__WHAT TO PRODUCE__:
Transcribe all the records with complete accuracy.

(Extracted records)
* START *

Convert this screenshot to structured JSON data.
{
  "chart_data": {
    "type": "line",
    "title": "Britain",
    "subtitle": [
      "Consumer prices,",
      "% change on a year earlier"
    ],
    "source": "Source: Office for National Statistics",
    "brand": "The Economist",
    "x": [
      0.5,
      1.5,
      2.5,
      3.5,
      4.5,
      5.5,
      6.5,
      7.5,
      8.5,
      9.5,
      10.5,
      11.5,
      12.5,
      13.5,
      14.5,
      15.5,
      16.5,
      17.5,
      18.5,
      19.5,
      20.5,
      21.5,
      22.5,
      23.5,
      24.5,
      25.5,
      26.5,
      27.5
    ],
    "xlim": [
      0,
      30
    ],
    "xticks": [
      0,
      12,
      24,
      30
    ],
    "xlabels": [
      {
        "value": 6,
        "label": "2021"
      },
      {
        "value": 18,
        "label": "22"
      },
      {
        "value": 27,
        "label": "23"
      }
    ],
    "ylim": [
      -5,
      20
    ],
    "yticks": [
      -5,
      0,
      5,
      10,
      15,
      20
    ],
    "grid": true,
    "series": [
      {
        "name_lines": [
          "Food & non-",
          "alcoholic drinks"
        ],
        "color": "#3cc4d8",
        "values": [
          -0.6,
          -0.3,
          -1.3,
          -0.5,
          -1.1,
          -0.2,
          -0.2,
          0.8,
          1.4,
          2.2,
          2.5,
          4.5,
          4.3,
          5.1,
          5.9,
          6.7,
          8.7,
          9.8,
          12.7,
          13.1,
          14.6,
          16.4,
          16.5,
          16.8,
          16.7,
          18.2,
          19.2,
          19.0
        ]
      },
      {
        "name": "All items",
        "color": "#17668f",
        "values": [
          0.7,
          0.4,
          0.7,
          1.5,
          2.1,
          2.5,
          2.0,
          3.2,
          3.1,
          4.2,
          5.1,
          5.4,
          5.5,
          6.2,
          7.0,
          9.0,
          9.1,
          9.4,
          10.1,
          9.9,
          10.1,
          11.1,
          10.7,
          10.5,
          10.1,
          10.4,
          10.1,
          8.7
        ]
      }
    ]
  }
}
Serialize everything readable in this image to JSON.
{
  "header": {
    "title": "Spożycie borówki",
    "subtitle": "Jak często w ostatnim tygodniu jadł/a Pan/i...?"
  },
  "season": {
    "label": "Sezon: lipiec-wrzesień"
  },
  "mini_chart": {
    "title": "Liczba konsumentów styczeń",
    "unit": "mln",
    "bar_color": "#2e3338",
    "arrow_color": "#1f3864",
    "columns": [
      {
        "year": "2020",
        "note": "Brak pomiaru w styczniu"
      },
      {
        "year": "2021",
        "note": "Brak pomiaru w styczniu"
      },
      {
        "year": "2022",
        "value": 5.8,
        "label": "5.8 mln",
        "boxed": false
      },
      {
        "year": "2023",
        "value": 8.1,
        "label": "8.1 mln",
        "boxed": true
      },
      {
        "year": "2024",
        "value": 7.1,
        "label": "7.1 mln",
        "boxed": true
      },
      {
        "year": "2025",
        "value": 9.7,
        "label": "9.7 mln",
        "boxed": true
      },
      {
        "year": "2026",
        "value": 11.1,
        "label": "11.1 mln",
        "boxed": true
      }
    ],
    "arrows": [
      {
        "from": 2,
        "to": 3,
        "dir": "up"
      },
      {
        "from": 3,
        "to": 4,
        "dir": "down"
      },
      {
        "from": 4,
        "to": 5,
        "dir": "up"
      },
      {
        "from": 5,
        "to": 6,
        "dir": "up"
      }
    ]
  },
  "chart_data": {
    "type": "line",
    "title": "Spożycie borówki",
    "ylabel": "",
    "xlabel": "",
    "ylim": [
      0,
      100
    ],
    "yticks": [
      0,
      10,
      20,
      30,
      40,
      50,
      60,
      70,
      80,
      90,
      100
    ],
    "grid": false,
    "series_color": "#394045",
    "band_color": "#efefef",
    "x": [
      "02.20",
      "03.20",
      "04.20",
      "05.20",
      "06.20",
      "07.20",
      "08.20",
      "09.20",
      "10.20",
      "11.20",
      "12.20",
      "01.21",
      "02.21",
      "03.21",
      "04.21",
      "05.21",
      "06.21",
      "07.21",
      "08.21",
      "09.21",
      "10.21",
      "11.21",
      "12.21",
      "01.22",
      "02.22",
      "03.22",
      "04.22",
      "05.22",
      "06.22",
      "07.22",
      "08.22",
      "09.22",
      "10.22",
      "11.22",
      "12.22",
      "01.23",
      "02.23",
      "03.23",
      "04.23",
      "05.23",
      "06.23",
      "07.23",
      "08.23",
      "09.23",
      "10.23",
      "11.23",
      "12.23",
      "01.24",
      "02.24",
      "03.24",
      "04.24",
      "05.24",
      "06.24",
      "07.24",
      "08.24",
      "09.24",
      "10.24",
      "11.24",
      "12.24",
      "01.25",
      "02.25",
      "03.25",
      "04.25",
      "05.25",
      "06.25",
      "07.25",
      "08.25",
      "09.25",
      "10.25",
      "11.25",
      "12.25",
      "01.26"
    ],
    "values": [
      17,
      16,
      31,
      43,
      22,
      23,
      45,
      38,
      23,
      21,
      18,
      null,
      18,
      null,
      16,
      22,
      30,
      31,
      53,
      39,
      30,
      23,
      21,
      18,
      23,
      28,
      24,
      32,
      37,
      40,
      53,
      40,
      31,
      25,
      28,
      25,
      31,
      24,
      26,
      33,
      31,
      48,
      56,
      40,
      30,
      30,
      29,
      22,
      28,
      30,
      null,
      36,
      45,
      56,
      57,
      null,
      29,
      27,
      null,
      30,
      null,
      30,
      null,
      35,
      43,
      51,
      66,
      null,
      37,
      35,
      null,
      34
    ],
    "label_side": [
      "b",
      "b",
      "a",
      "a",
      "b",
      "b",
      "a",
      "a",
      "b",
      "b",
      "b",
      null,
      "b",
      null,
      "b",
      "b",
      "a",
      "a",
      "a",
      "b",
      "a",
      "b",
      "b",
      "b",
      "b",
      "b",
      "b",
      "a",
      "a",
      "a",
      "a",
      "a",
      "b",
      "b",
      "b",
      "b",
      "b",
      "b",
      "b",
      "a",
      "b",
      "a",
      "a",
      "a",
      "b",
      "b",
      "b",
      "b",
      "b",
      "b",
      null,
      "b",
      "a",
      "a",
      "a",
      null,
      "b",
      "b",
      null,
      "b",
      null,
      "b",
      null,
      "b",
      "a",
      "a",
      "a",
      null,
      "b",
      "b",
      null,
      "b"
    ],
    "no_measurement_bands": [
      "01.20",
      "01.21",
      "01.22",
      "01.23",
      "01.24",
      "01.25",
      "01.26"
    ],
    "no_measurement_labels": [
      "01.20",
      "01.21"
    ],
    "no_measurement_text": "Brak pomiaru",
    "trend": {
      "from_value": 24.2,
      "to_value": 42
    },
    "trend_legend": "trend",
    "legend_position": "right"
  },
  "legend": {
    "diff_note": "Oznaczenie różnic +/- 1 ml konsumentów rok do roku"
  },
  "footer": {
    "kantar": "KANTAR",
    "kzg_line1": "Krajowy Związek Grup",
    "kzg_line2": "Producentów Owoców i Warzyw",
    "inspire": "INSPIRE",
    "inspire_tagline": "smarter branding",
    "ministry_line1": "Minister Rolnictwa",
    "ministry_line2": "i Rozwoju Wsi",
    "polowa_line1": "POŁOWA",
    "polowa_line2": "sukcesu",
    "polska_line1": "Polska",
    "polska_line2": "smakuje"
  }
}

* END *

__ANSWER TO THE EXERCISE__:
Convert this screenshot to structured JSON data.
{
  "chart_data": {
    "type": "line",
    "title": "Britain",
    "subtitle": [
      "Consumer prices,",
      "% change on a year earlier"
    ],
    "source": "Source: Office for National Statistics",
    "brand": "The Economist",
    "x": [
      0.5,
      1.5,
      2.5,
      3.5,
      4.5,
      5.5,
      6.5,
      7.5,
      8.5,
      9.5,
      10.5,
      11.5,
      12.5,
      13.5,
      14.5,
      15.5,
      16.5,
      17.5,
      18.5,
      19.5,
      20.5,
      21.5,
      22.5,
      23.5,
      24.5,
      25.5,
      26.5,
      27.5
    ],
    "xlim": [
      0,
      30
    ],
    "xticks": [
      0,
      12,
      24,
      30
    ],
    "xlabels": [
      {
        "value": 6,
        "label": "2021"
      },
      {
        "value": 18,
        "label": "22"
      },
      {
        "value": 27,
        "label": "23"
      }
    ],
    "ylim": [
      -5,
      20
    ],
    "yticks": [
      -5,
      0,
      5,
      10,
      15,
      20
    ],
    "grid": true,
    "series": [
      {
        "name_lines": [
          "Food & non-",
          "alcoholic drinks"
        ],
        "color": "#3cc4d8",
        "values": [
          -0.6,
          -0.3,
          -1.3,
          -0.5,
          -1.1,
          -0.2,
          -0.2,
          0.8,
          1.4,
          2.2,
          2.5,
          4.5,
          4.3,
          5.1,
          5.9,
          6.7,
          8.7,
          9.8,
          12.7,
          13.1,
          14.6,
          16.4,
          16.5,
          16.8,
          16.7,
          18.2,
          19.2,
          19.0
        ]
      },
      {
        "name": "All items",
        "color": "#17668f",
        "values": [
          0.7,
          0.4,
          0.7,
          1.5,
          2.1,
          2.5,
          2.0,
          3.2,
          3.1,
          4.2,
          5.1,
          5.4,
          5.5,
          6.2,
          7.0,
          9.0,
          9.1,
          9.4,
          10.1,
          9.9,
          10.1,
          11.1,
          10.7,
          10.5,
          10.1,
          10.4,
          10.1,
          8.7
        ]
      }
    ]
  }
}
Serialize everything readable in this image to JSON.
{
  "header": {
    "title": "Spożycie borówki",
    "subtitle": "Jak często w ostatnim tygodniu jadł/a Pan/i...?"
  },
  "season": {
    "label": "Sezon: lipiec-wrzesień"
  },
  "mini_chart": {
    "title": "Liczba konsumentów styczeń",
    "unit": "mln",
    "bar_color": "#2e3338",
    "arrow_color": "#1f3864",
    "columns": [
      {
        "year": "2020",
        "note": "Brak pomiaru w styczniu"
      },
      {
        "year": "2021",
        "note": "Brak pomiaru w styczniu"
      },
      {
        "year": "2022",
        "value": 5.8,
        "label": "5.8 mln",
        "boxed": false
      },
      {
        "year": "2023",
        "value": 8.1,
        "label": "8.1 mln",
        "boxed": true
      },
      {
        "year": "2024",
        "value": 7.1,
        "label": "7.1 mln",
        "boxed": true
      },
      {
        "year": "2025",
        "value": 9.7,
        "label": "9.7 mln",
        "boxed": true
      },
      {
        "year": "2026",
        "value": 11.1,
        "label": "11.1 mln",
        "boxed": true
      }
    ],
    "arrows": [
      {
        "from": 2,
        "to": 3,
        "dir": "up"
      },
      {
        "from": 3,
        "to": 4,
        "dir": "down"
      },
      {
        "from": 4,
        "to": 5,
        "dir": "up"
      },
      {
        "from": 5,
        "to": 6,
        "dir": "up"
      }
    ]
  },
  "chart_data": {
    "type": "line",
    "title": "Spożycie borówki",
    "ylabel": "",
    "xlabel": "",
    "ylim": [
      0,
      100
    ],
    "yticks": [
      0,
      10,
      20,
      30,
      40,
      50,
      60,
      70,
      80,
      90,
      100
    ],
    "grid": false,
    "series_color": "#394045",
    "band_color": "#efefef",
    "x": [
      "02.20",
      "03.20",
      "04.20",
      "05.20",
      "06.20",
      "07.20",
      "08.20",
      "09.20",
      "10.20",
      "11.20",
      "12.20",
      "01.21",
      "02.21",
      "03.21",
      "04.21",
      "05.21",
      "06.21",
      "07.21",
      "08.21",
      "09.21",
      "10.21",
      "11.21",
      "12.21",
      "01.22",
      "02.22",
      "03.22",
      "04.22",
      "05.22",
      "06.22",
      "07.22",
      "08.22",
      "09.22",
      "10.22",
      "11.22",
      "12.22",
      "01.23",
      "02.23",
      "03.23",
      "04.23",
      "05.23",
      "06.23",
      "07.23",
      "08.23",
      "09.23",
      "10.23",
      "11.23",
      "12.23",
      "01.24",
      "02.24",
      "03.24",
      "04.24",
      "05.24",
      "06.24",
      "07.24",
      "08.24",
      "09.24",
      "10.24",
      "11.24",
      "12.24",
      "01.25",
      "02.25",
      "03.25",
      "04.25",
      "05.25",
      "06.25",
      "07.25",
      "08.25",
      "09.25",
      "10.25",
      "11.25",
      "12.25",
      "01.26"
    ],
    "values": [
      17,
      16,
      31,
      43,
      22,
      23,
      45,
      38,
      23,
      21,
      18,
      null,
      18,
      null,
      16,
      22,
      30,
      31,
      53,
      39,
      30,
      23,
      21,
      18,
      23,
      28,
      24,
      32,
      37,
      40,
      53,
      40,
      31,
      25,
      28,
      25,
      31,
      24,
      26,
      33,
      31,
      48,
      56,
      40,
      30,
      30,
      29,
      22,
      28,
      30,
      null,
      36,
      45,
      56,
      57,
      null,
      29,
      27,
      null,
      30,
      null,
      30,
      null,
      35,
      43,
      51,
      66,
      null,
      37,
      35,
      null,
      34
    ],
    "label_side": [
      "b",
      "b",
      "a",
      "a",
      "b",
      "b",
      "a",
      "a",
      "b",
      "b",
      "b",
      null,
      "b",
      null,
      "b",
      "b",
      "a",
      "a",
      "a",
      "b",
      "a",
      "b",
      "b",
      "b",
      "b",
      "b",
      "b",
      "a",
      "a",
      "a",
      "a",
      "a",
      "b",
      "b",
      "b",
      "b",
      "b",
      "b",
      "b",
      "a",
      "b",
      "a",
      "a",
      "a",
      "b",
      "b",
      "b",
      "b",
      "b",
      "b",
      null,
      "b",
      "a",
      "a",
      "a",
      null,
      "b",
      "b",
      null,
      "b",
      null,
      "b",
      null,
      "b",
      "a",
      "a",
      "a",
      null,
      "b",
      "b",
      null,
      "b"
    ],
    "no_measurement_bands": [
      "01.20",
      "01.21",
      "01.22",
      "01.23",
      "01.24",
      "01.25",
      "01.26"
    ],
    "no_measurement_labels": [
      "01.20",
      "01.21"
    ],
    "no_measurement_text": "Brak pomiaru",
    "trend": {
      "from_value": 24.2,
      "to_value": 42
    },
    "trend_legend": "trend",
    "legend_position": "right"
  },
  "legend": {
    "diff_note": "Oznaczenie różnic +/- 1 ml konsumentów rok do roku"
  },
  "footer": {
    "kantar": "KANTAR",
    "kzg_line1": "Krajowy Związek Grup",
    "kzg_line2": "Producentów Owoców i Warzyw",
    "inspire": "INSPIRE",
    "inspire_tagline": "smarter branding",
    "ministry_line1": "Minister Rolnictwa",
    "ministry_line2": "i Rozwoju Wsi",
    "polowa_line1": "POŁOWA",
    "polowa_line2": "sukcesu",
    "polska_line1": "Polska",
    "polska_line2": "smakuje"
  }
}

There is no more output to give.